- Instruction: Leave out the pictures and retype exactly the lines from the one with "What data populates" through the end of the records.

- Recorded data:
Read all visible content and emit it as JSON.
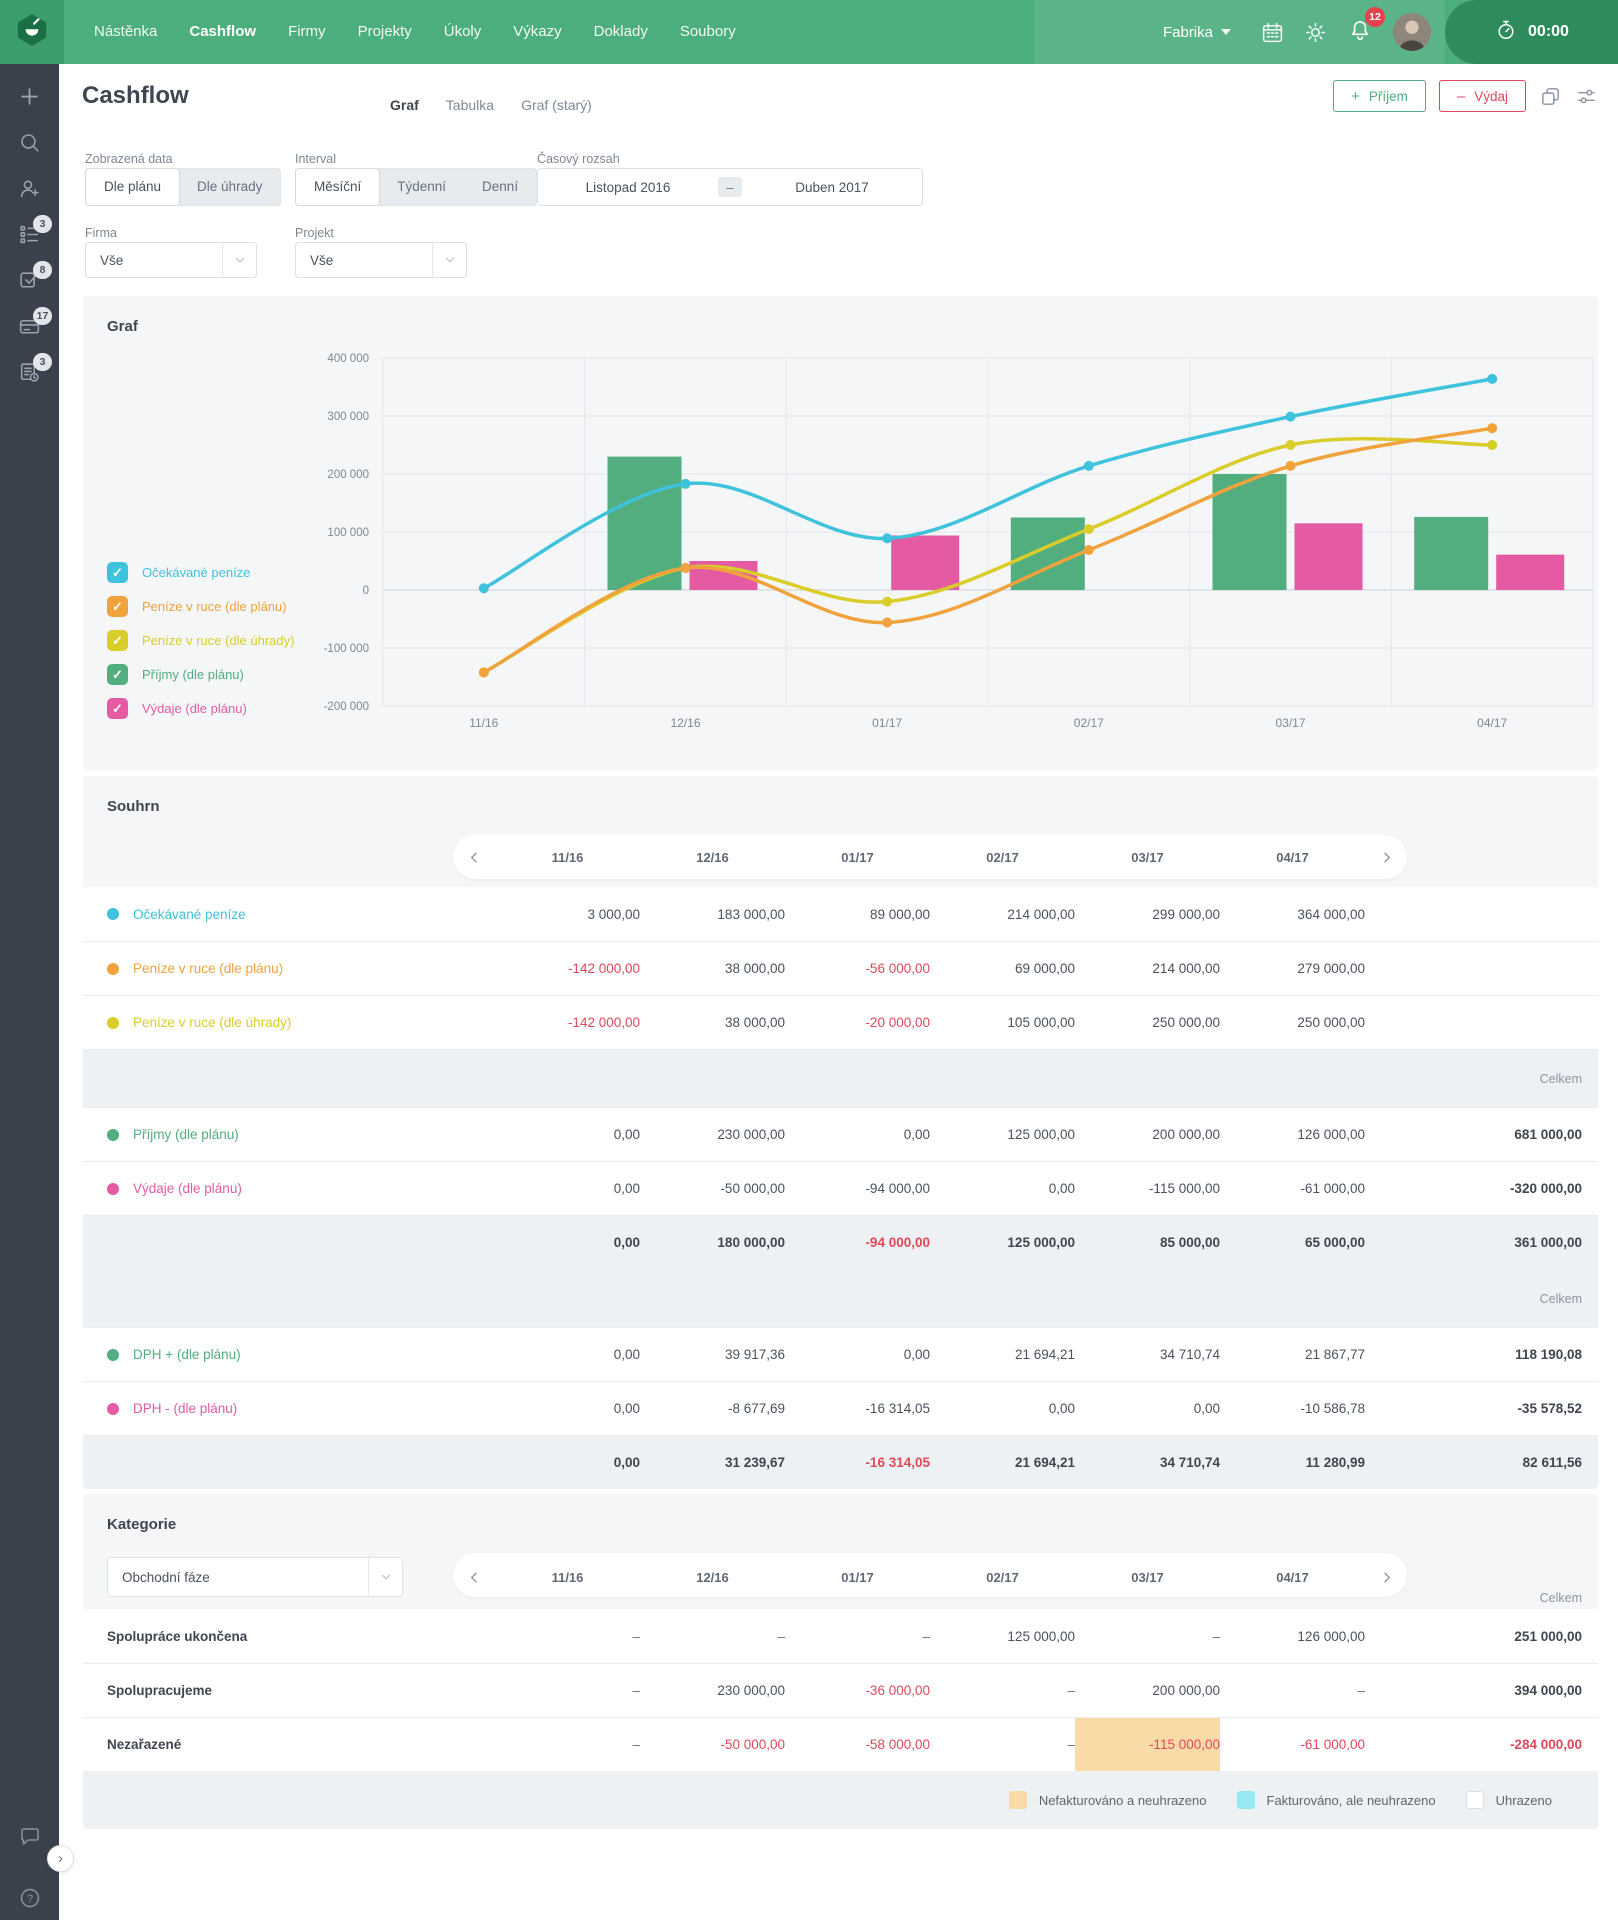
{
  "topbar": {
    "nav_items": [
      {
        "label": "Nástěnka",
        "active": false
      },
      {
        "label": "Cashflow",
        "active": true
      },
      {
        "label": "Firmy",
        "active": false
      },
      {
        "label": "Projekty",
        "active": false
      },
      {
        "label": "Úkoly",
        "active": false
      },
      {
        "label": "Výkazy",
        "active": false
      },
      {
        "label": "Doklady",
        "active": false
      },
      {
        "label": "Soubory",
        "active": false
      }
    ],
    "workspace": "Fabrika",
    "notification_count": "12",
    "timer": "00:00",
    "bar_color": "#4cae7d",
    "timer_color": "#2e8c5c"
  },
  "sidebar": {
    "items": [
      {
        "icon": "plus-icon",
        "badge": ""
      },
      {
        "icon": "search-icon",
        "badge": ""
      },
      {
        "icon": "add-person-icon",
        "badge": ""
      },
      {
        "icon": "checklist-icon",
        "badge": "3"
      },
      {
        "icon": "task-check-icon",
        "badge": "8"
      },
      {
        "icon": "card-icon",
        "badge": "17"
      },
      {
        "icon": "document-clock-icon",
        "badge": "3"
      }
    ],
    "bottom_items": [
      {
        "icon": "chat-icon"
      },
      {
        "icon": "help-icon"
      }
    ]
  },
  "header": {
    "title": "Cashflow",
    "tabs": [
      {
        "label": "Graf",
        "active": true
      },
      {
        "label": "Tabulka",
        "active": false
      },
      {
        "label": "Graf (starý)",
        "active": false
      }
    ],
    "income_button": "Příjem",
    "expense_button": "Výdaj"
  },
  "filters": {
    "zobrazena_data": {
      "label": "Zobrazená data",
      "options": [
        "Dle plánu",
        "Dle úhrady"
      ],
      "selected": "Dle plánu"
    },
    "interval": {
      "label": "Interval",
      "options": [
        "Měsíční",
        "Týdenní",
        "Denní"
      ],
      "selected": "Měsíční"
    },
    "casovy_rozsah": {
      "label": "Časový rozsah",
      "from": "Listopad 2016",
      "separator": "–",
      "to": "Duben 2017"
    },
    "firma": {
      "label": "Firma",
      "value": "Vše"
    },
    "projekt": {
      "label": "Projekt",
      "value": "Vše"
    }
  },
  "graf": {
    "title": "Graf"
  },
  "chart_data": {
    "type": "mixed",
    "categories": [
      "11/16",
      "12/16",
      "01/17",
      "02/17",
      "03/17",
      "04/17"
    ],
    "series": [
      {
        "name": "Očekávané peníze",
        "type": "line",
        "color": "#3fc2dc",
        "values": [
          3000,
          183000,
          89000,
          214000,
          299000,
          364000
        ]
      },
      {
        "name": "Peníze v ruce (dle plánu)",
        "type": "line",
        "color": "#f0a23c",
        "values": [
          -142000,
          38000,
          -56000,
          69000,
          214000,
          279000
        ]
      },
      {
        "name": "Peníze v ruce (dle úhrady)",
        "type": "line",
        "color": "#d9cd2a",
        "values": [
          -142000,
          38000,
          -20000,
          105000,
          250000,
          250000
        ]
      },
      {
        "name": "Příjmy (dle plánu)",
        "type": "bar",
        "color": "#52ad7f",
        "values": [
          0,
          230000,
          0,
          125000,
          200000,
          126000
        ]
      },
      {
        "name": "Výdaje (dle plánu)",
        "type": "bar",
        "color": "#e45ba4",
        "values": [
          0,
          50000,
          94000,
          0,
          115000,
          61000
        ]
      }
    ],
    "ylim": [
      -200000,
      400000
    ],
    "ytick_step": 100000,
    "yticks": [
      "400 000",
      "300 000",
      "200 000",
      "100 000",
      "0",
      "-100 000",
      "-200 000"
    ],
    "grid": true,
    "legend_position": "left"
  },
  "souhrn": {
    "title": "Souhrn",
    "celkem_label": "Celkem",
    "months": [
      "11/16",
      "12/16",
      "01/17",
      "02/17",
      "03/17",
      "04/17"
    ],
    "rows": [
      {
        "type": "series",
        "label": "Očekávané peníze",
        "color": "#3fc2dc",
        "values": [
          "3 000,00",
          "183 000,00",
          "89 000,00",
          "214 000,00",
          "299 000,00",
          "364 000,00"
        ],
        "red": [],
        "total": ""
      },
      {
        "type": "series",
        "label": "Peníze v ruce (dle plánu)",
        "color": "#f0a23c",
        "values": [
          "-142 000,00",
          "38 000,00",
          "-56 000,00",
          "69 000,00",
          "214 000,00",
          "279 000,00"
        ],
        "red": [
          0,
          2
        ],
        "total": ""
      },
      {
        "type": "series",
        "label": "Peníze v ruce (dle úhrady)",
        "color": "#d9cd2a",
        "values": [
          "-142 000,00",
          "38 000,00",
          "-20 000,00",
          "105 000,00",
          "250 000,00",
          "250 000,00"
        ],
        "red": [
          0,
          2
        ],
        "total": ""
      },
      {
        "type": "band"
      },
      {
        "type": "series",
        "label": "Příjmy (dle plánu)",
        "color": "#52ad7f",
        "values": [
          "0,00",
          "230 000,00",
          "0,00",
          "125 000,00",
          "200 000,00",
          "126 000,00"
        ],
        "red": [],
        "total": "681 000,00"
      },
      {
        "type": "series",
        "label": "Výdaje (dle plánu)",
        "color": "#e45ba4",
        "values": [
          "0,00",
          "-50 000,00",
          "-94 000,00",
          "0,00",
          "-115 000,00",
          "-61 000,00"
        ],
        "red": [],
        "total": "-320 000,00"
      },
      {
        "type": "totals",
        "values": [
          "0,00",
          "180 000,00",
          "-94 000,00",
          "125 000,00",
          "85 000,00",
          "65 000,00"
        ],
        "red": [
          2
        ],
        "total": "361 000,00"
      },
      {
        "type": "band"
      },
      {
        "type": "series",
        "label": "DPH + (dle plánu)",
        "color": "#52ad7f",
        "values": [
          "0,00",
          "39 917,36",
          "0,00",
          "21 694,21",
          "34 710,74",
          "21 867,77"
        ],
        "red": [],
        "total": "118 190,08"
      },
      {
        "type": "series",
        "label": "DPH - (dle plánu)",
        "color": "#e45ba4",
        "values": [
          "0,00",
          "-8 677,69",
          "-16 314,05",
          "0,00",
          "0,00",
          "-10 586,78"
        ],
        "red": [],
        "total": "-35 578,52"
      },
      {
        "type": "totals",
        "values": [
          "0,00",
          "31 239,67",
          "-16 314,05",
          "21 694,21",
          "34 710,74",
          "11 280,99"
        ],
        "red": [
          2
        ],
        "total": "82 611,56"
      }
    ]
  },
  "kategorie": {
    "title": "Kategorie",
    "filter_value": "Obchodní fáze",
    "celkem_label": "Celkem",
    "months": [
      "11/16",
      "12/16",
      "01/17",
      "02/17",
      "03/17",
      "04/17"
    ],
    "rows": [
      {
        "label": "Spolupráce ukončena",
        "values": [
          "–",
          "–",
          "–",
          "125 000,00",
          "–",
          "126 000,00"
        ],
        "red": [],
        "highlight": [],
        "total": "251 000,00",
        "total_red": false
      },
      {
        "label": "Spolupracujeme",
        "values": [
          "–",
          "230 000,00",
          "-36 000,00",
          "–",
          "200 000,00",
          "–"
        ],
        "red": [
          2
        ],
        "highlight": [],
        "total": "394 000,00",
        "total_red": false
      },
      {
        "label": "Nezařazené",
        "values": [
          "–",
          "-50 000,00",
          "-58 000,00",
          "–",
          "-115 000,00",
          "-61 000,00"
        ],
        "red": [
          1,
          2,
          4,
          5
        ],
        "highlight": [
          4
        ],
        "total": "-284 000,00",
        "total_red": true
      }
    ],
    "status_legend": [
      {
        "label": "Nefakturováno a neuhrazeno",
        "color": "#f8dba6"
      },
      {
        "label": "Fakturováno, ale neuhrazeno",
        "color": "#9ae9f2"
      },
      {
        "label": "Uhrazeno",
        "color": "#ffffff"
      }
    ]
  }
}
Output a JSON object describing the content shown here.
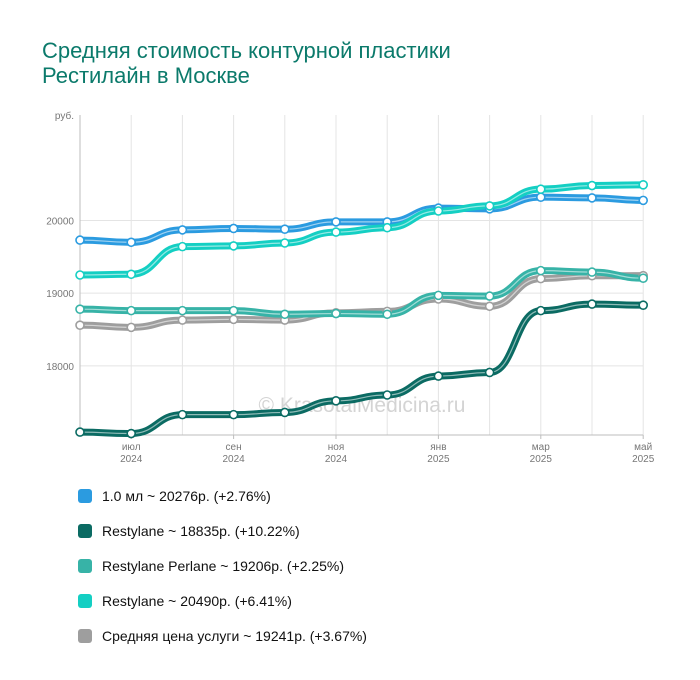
{
  "title": {
    "line1": "Средняя стоимость контурной пластики",
    "line2": "Рестилайн в Москве"
  },
  "watermark": "© KrasotaiMedicina.ru",
  "chart_data": {
    "type": "line",
    "ylabel": "руб.",
    "ylim": [
      17050,
      21450
    ],
    "yticks": [
      18000,
      19000,
      20000
    ],
    "x_labels": [
      {
        "index": 1,
        "month": "июл",
        "year": "2024"
      },
      {
        "index": 3,
        "month": "сен",
        "year": "2024"
      },
      {
        "index": 5,
        "month": "ноя",
        "year": "2024"
      },
      {
        "index": 7,
        "month": "янв",
        "year": "2025"
      },
      {
        "index": 9,
        "month": "мар",
        "year": "2025"
      },
      {
        "index": 11,
        "month": "май",
        "year": "2025"
      }
    ],
    "grid": true,
    "legend_position": "bottom",
    "series": [
      {
        "name": "1.0 мл",
        "legend": "1.0 мл ~ 20276р. (+2.76%)",
        "color": "#2b9be0",
        "values": [
          19730,
          19700,
          19870,
          19890,
          19880,
          19980,
          19980,
          20170,
          20160,
          20320,
          20310,
          20276
        ]
      },
      {
        "name": "Restylane",
        "legend": "Restylane ~ 18835р. (+10.22%)",
        "color": "#0b6b63",
        "values": [
          17090,
          17070,
          17330,
          17330,
          17360,
          17520,
          17600,
          17860,
          17910,
          18760,
          18850,
          18835
        ]
      },
      {
        "name": "Restylane Perlane",
        "legend": "Restylane Perlane ~ 19206р. (+2.25%)",
        "color": "#37b3a7",
        "values": [
          18780,
          18760,
          18760,
          18760,
          18710,
          18720,
          18710,
          18970,
          18960,
          19310,
          19290,
          19206
        ]
      },
      {
        "name": "Restylane",
        "legend": "Restylane ~ 20490р. (+6.41%)",
        "color": "#14cfc3",
        "values": [
          19250,
          19260,
          19640,
          19650,
          19690,
          19840,
          19900,
          20130,
          20200,
          20430,
          20480,
          20490
        ]
      },
      {
        "name": "Средняя цена услуги",
        "legend": "Средняя цена услуги ~ 19241р. (+3.67%)",
        "color": "#9e9e9e",
        "values": [
          18560,
          18530,
          18630,
          18640,
          18630,
          18730,
          18750,
          18920,
          18820,
          19200,
          19240,
          19241
        ]
      }
    ]
  }
}
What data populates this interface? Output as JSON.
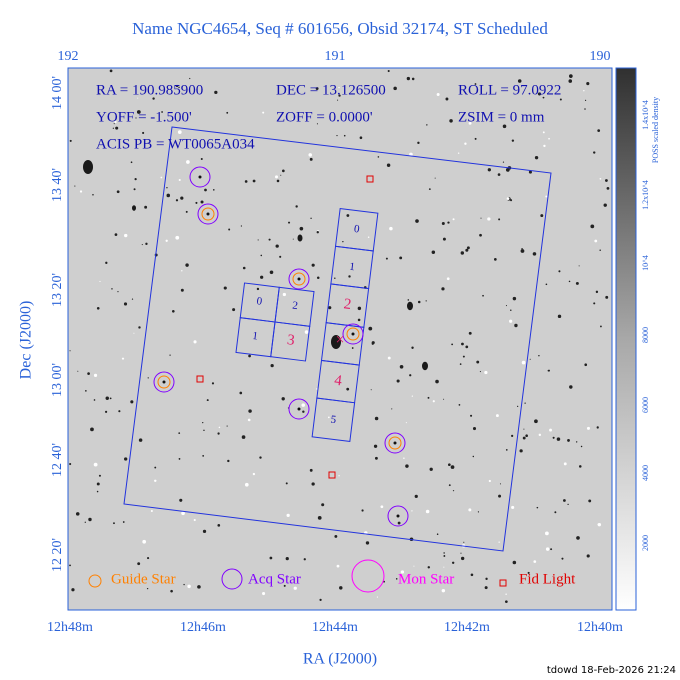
{
  "title": "Name NGC4654, Seq # 601656, Obsid 32174, ST Scheduled",
  "info": [
    "RA = 190.985900",
    "DEC = 13.126500",
    "ROLL = 97.0922",
    "YOFF = -1.500'",
    "ZOFF = 0.0000'",
    "ZSIM = 0 mm",
    "ACIS PB = WT0065A034"
  ],
  "top_axis": [
    "192",
    "191",
    "190"
  ],
  "left_axis": [
    "14 00'",
    "13 40'",
    "13 20'",
    "13 00'",
    "12 40'",
    "12 20'"
  ],
  "bottom_axis": [
    "12h48m",
    "12h46m",
    "12h44m",
    "12h42m",
    "12h40m"
  ],
  "x_label": "RA (J2000)",
  "y_label": "Dec (J2000)",
  "colorbar": {
    "label": "POSS scaled density",
    "ticks": [
      "1.4x10^4",
      "1.2x10^4",
      "10^4",
      "8000",
      "6000",
      "4000",
      "2000"
    ]
  },
  "i_chips": [
    "0",
    "2",
    "1",
    "3"
  ],
  "s_chips": [
    "0",
    "1",
    "2",
    "4",
    "5"
  ],
  "legend": [
    "Guide Star",
    "Acq Star",
    "Mon Star",
    "Fid Light"
  ],
  "footer": "tdowd 18-Feb-2026 21:24"
}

- Task output:
What data populates this interface? Output as JSON.
{
  "title": "Name NGC4654, Seq # 601656, Obsid 32174, ST Scheduled",
  "info": [
    "RA = 190.985900",
    "DEC = 13.126500",
    "ROLL = 97.0922",
    "YOFF = -1.500'",
    "ZOFF = 0.0000'",
    "ZSIM = 0 mm",
    "ACIS PB = WT0065A034"
  ],
  "top_axis": [
    "192",
    "191",
    "190"
  ],
  "left_axis": [
    "14 00'",
    "13 40'",
    "13 20'",
    "13 00'",
    "12 40'",
    "12 20'"
  ],
  "bottom_axis": [
    "12h48m",
    "12h46m",
    "12h44m",
    "12h42m",
    "12h40m"
  ],
  "x_label": "RA (J2000)",
  "y_label": "Dec (J2000)",
  "colorbar": {
    "label": "POSS scaled density",
    "ticks": [
      "1.4x10^4",
      "1.2x10^4",
      "10^4",
      "8000",
      "6000",
      "4000",
      "2000"
    ]
  },
  "i_chips": [
    "0",
    "2",
    "1",
    "3"
  ],
  "s_chips": [
    "0",
    "1",
    "2",
    "4",
    "5"
  ],
  "legend": [
    "Guide Star",
    "Acq Star",
    "Mon Star",
    "Fid Light"
  ],
  "footer": "tdowd 18-Feb-2026 21:24"
}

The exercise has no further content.